| Set task |
From the listing below, return each line that includes "kind".

| Dataset entries |
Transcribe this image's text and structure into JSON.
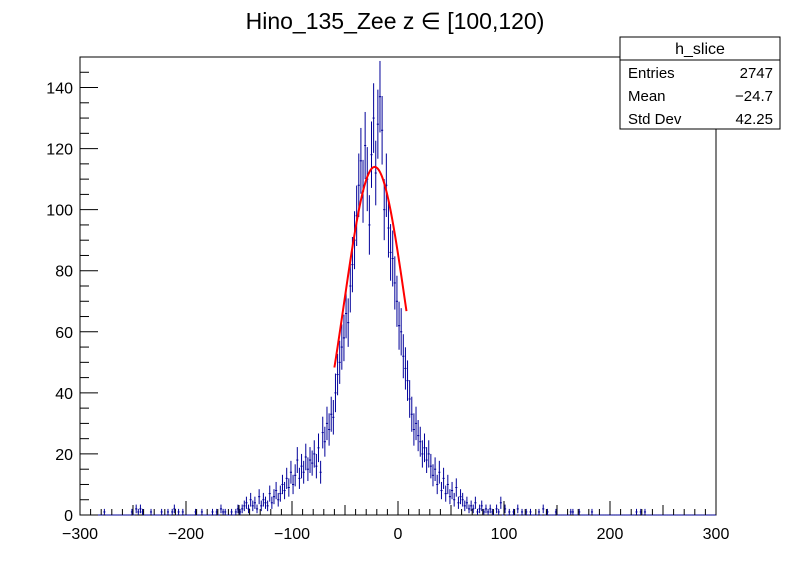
{
  "chart_data": {
    "type": "histogram",
    "title": "Hino_135_Zee z  ∈ [100,120)",
    "xlabel": "",
    "ylabel": "",
    "xlim": [
      -300,
      300
    ],
    "ylim": [
      0,
      150
    ],
    "x_ticks": [
      -300,
      -200,
      -100,
      0,
      100,
      200,
      300
    ],
    "x_tick_labels": [
      "−300",
      "−200",
      "−100",
      "0",
      "100",
      "200",
      "300"
    ],
    "y_ticks": [
      0,
      20,
      40,
      60,
      80,
      100,
      120,
      140
    ],
    "y_tick_labels": [
      "0",
      "20",
      "40",
      "60",
      "80",
      "100",
      "120",
      "140"
    ],
    "grid": false,
    "bin_range": [
      -300,
      300
    ],
    "bin_width": 2,
    "series": [
      {
        "name": "h_slice",
        "kind": "histogram-with-errors",
        "color": "#000099",
        "bins": [
          {
            "x": -278,
            "y": 1
          },
          {
            "x": -252,
            "y": 1
          },
          {
            "x": -248,
            "y": 2
          },
          {
            "x": -246,
            "y": 1
          },
          {
            "x": -244,
            "y": 2
          },
          {
            "x": -242,
            "y": 1
          },
          {
            "x": -234,
            "y": 1
          },
          {
            "x": -224,
            "y": 1
          },
          {
            "x": -218,
            "y": 1
          },
          {
            "x": -214,
            "y": 1
          },
          {
            "x": -212,
            "y": 2
          },
          {
            "x": -208,
            "y": 1
          },
          {
            "x": -204,
            "y": 1
          },
          {
            "x": -192,
            "y": 1
          },
          {
            "x": -186,
            "y": 1
          },
          {
            "x": -176,
            "y": 1
          },
          {
            "x": -172,
            "y": 1
          },
          {
            "x": -168,
            "y": 2
          },
          {
            "x": -166,
            "y": 1
          },
          {
            "x": -164,
            "y": 1
          },
          {
            "x": -158,
            "y": 1
          },
          {
            "x": -154,
            "y": 1
          },
          {
            "x": -152,
            "y": 2
          },
          {
            "x": -150,
            "y": 1
          },
          {
            "x": -148,
            "y": 2
          },
          {
            "x": -146,
            "y": 3
          },
          {
            "x": -144,
            "y": 4
          },
          {
            "x": -142,
            "y": 2
          },
          {
            "x": -140,
            "y": 5
          },
          {
            "x": -138,
            "y": 3
          },
          {
            "x": -136,
            "y": 4
          },
          {
            "x": -134,
            "y": 2
          },
          {
            "x": -132,
            "y": 6
          },
          {
            "x": -130,
            "y": 3
          },
          {
            "x": -128,
            "y": 5
          },
          {
            "x": -126,
            "y": 4
          },
          {
            "x": -124,
            "y": 3
          },
          {
            "x": -122,
            "y": 7
          },
          {
            "x": -120,
            "y": 4
          },
          {
            "x": -118,
            "y": 6
          },
          {
            "x": -116,
            "y": 8
          },
          {
            "x": -114,
            "y": 5
          },
          {
            "x": -112,
            "y": 7
          },
          {
            "x": -110,
            "y": 10
          },
          {
            "x": -108,
            "y": 8
          },
          {
            "x": -106,
            "y": 12
          },
          {
            "x": -104,
            "y": 9
          },
          {
            "x": -102,
            "y": 14
          },
          {
            "x": -100,
            "y": 10
          },
          {
            "x": -98,
            "y": 13
          },
          {
            "x": -96,
            "y": 18
          },
          {
            "x": -94,
            "y": 12
          },
          {
            "x": -92,
            "y": 16
          },
          {
            "x": -90,
            "y": 14
          },
          {
            "x": -88,
            "y": 19
          },
          {
            "x": -86,
            "y": 15
          },
          {
            "x": -84,
            "y": 18
          },
          {
            "x": -82,
            "y": 17
          },
          {
            "x": -80,
            "y": 20
          },
          {
            "x": -78,
            "y": 16
          },
          {
            "x": -76,
            "y": 22
          },
          {
            "x": -74,
            "y": 14
          },
          {
            "x": -72,
            "y": 27
          },
          {
            "x": -70,
            "y": 24
          },
          {
            "x": -68,
            "y": 30
          },
          {
            "x": -66,
            "y": 28
          },
          {
            "x": -64,
            "y": 33
          },
          {
            "x": -62,
            "y": 32
          },
          {
            "x": -60,
            "y": 40
          },
          {
            "x": -58,
            "y": 46
          },
          {
            "x": -56,
            "y": 50
          },
          {
            "x": -54,
            "y": 55
          },
          {
            "x": -52,
            "y": 58
          },
          {
            "x": -50,
            "y": 66
          },
          {
            "x": -48,
            "y": 63
          },
          {
            "x": -46,
            "y": 75
          },
          {
            "x": -44,
            "y": 82
          },
          {
            "x": -42,
            "y": 90
          },
          {
            "x": -40,
            "y": 98
          },
          {
            "x": -38,
            "y": 108
          },
          {
            "x": -36,
            "y": 116
          },
          {
            "x": -34,
            "y": 106
          },
          {
            "x": -32,
            "y": 121
          },
          {
            "x": -30,
            "y": 110
          },
          {
            "x": -28,
            "y": 95
          },
          {
            "x": -26,
            "y": 118
          },
          {
            "x": -24,
            "y": 130
          },
          {
            "x": -22,
            "y": 112
          },
          {
            "x": -20,
            "y": 128
          },
          {
            "x": -18,
            "y": 137
          },
          {
            "x": -16,
            "y": 126
          },
          {
            "x": -14,
            "y": 100
          },
          {
            "x": -12,
            "y": 108
          },
          {
            "x": -10,
            "y": 94
          },
          {
            "x": -8,
            "y": 86
          },
          {
            "x": -6,
            "y": 84
          },
          {
            "x": -4,
            "y": 76
          },
          {
            "x": -2,
            "y": 70
          },
          {
            "x": 0,
            "y": 62
          },
          {
            "x": 2,
            "y": 60
          },
          {
            "x": 4,
            "y": 52
          },
          {
            "x": 6,
            "y": 48
          },
          {
            "x": 8,
            "y": 44
          },
          {
            "x": 10,
            "y": 38
          },
          {
            "x": 12,
            "y": 33
          },
          {
            "x": 14,
            "y": 28
          },
          {
            "x": 16,
            "y": 30
          },
          {
            "x": 18,
            "y": 26
          },
          {
            "x": 20,
            "y": 24
          },
          {
            "x": 22,
            "y": 20
          },
          {
            "x": 24,
            "y": 22
          },
          {
            "x": 26,
            "y": 18
          },
          {
            "x": 28,
            "y": 20
          },
          {
            "x": 30,
            "y": 16
          },
          {
            "x": 32,
            "y": 13
          },
          {
            "x": 34,
            "y": 15
          },
          {
            "x": 36,
            "y": 10
          },
          {
            "x": 38,
            "y": 14
          },
          {
            "x": 40,
            "y": 8
          },
          {
            "x": 42,
            "y": 12
          },
          {
            "x": 44,
            "y": 7
          },
          {
            "x": 46,
            "y": 10
          },
          {
            "x": 48,
            "y": 6
          },
          {
            "x": 50,
            "y": 8
          },
          {
            "x": 52,
            "y": 5
          },
          {
            "x": 54,
            "y": 9
          },
          {
            "x": 56,
            "y": 4
          },
          {
            "x": 58,
            "y": 6
          },
          {
            "x": 60,
            "y": 5
          },
          {
            "x": 62,
            "y": 3
          },
          {
            "x": 64,
            "y": 4
          },
          {
            "x": 66,
            "y": 2
          },
          {
            "x": 68,
            "y": 3
          },
          {
            "x": 70,
            "y": 2
          },
          {
            "x": 72,
            "y": 4
          },
          {
            "x": 74,
            "y": 1
          },
          {
            "x": 76,
            "y": 2
          },
          {
            "x": 78,
            "y": 3
          },
          {
            "x": 80,
            "y": 1
          },
          {
            "x": 82,
            "y": 2
          },
          {
            "x": 84,
            "y": 1
          },
          {
            "x": 86,
            "y": 2
          },
          {
            "x": 88,
            "y": 1
          },
          {
            "x": 92,
            "y": 2
          },
          {
            "x": 94,
            "y": 1
          },
          {
            "x": 96,
            "y": 4
          },
          {
            "x": 100,
            "y": 2
          },
          {
            "x": 104,
            "y": 1
          },
          {
            "x": 108,
            "y": 1
          },
          {
            "x": 112,
            "y": 2
          },
          {
            "x": 116,
            "y": 1
          },
          {
            "x": 120,
            "y": 1
          },
          {
            "x": 124,
            "y": 1
          },
          {
            "x": 132,
            "y": 1
          },
          {
            "x": 136,
            "y": 2
          },
          {
            "x": 140,
            "y": 1
          },
          {
            "x": 148,
            "y": 1
          },
          {
            "x": 162,
            "y": 1
          },
          {
            "x": 164,
            "y": 1
          },
          {
            "x": 170,
            "y": 1
          },
          {
            "x": 182,
            "y": 1
          },
          {
            "x": 224,
            "y": 1
          },
          {
            "x": 228,
            "y": 1
          },
          {
            "x": 232,
            "y": 1
          }
        ]
      },
      {
        "name": "gaussian-fit",
        "kind": "curve",
        "color": "#ff0000",
        "constant": 114,
        "mean": -22,
        "sigma": 29,
        "range": [
          -60,
          8
        ]
      }
    ],
    "legend": "top-right"
  },
  "stats_box": {
    "name": "h_slice",
    "rows": [
      {
        "label": "Entries",
        "value": "2747"
      },
      {
        "label": "Mean",
        "value": "−24.7"
      },
      {
        "label": "Std Dev",
        "value": "42.25"
      }
    ]
  }
}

| Output for this task |
        "kind": "histogram-with-errors",
        "kind": "curve",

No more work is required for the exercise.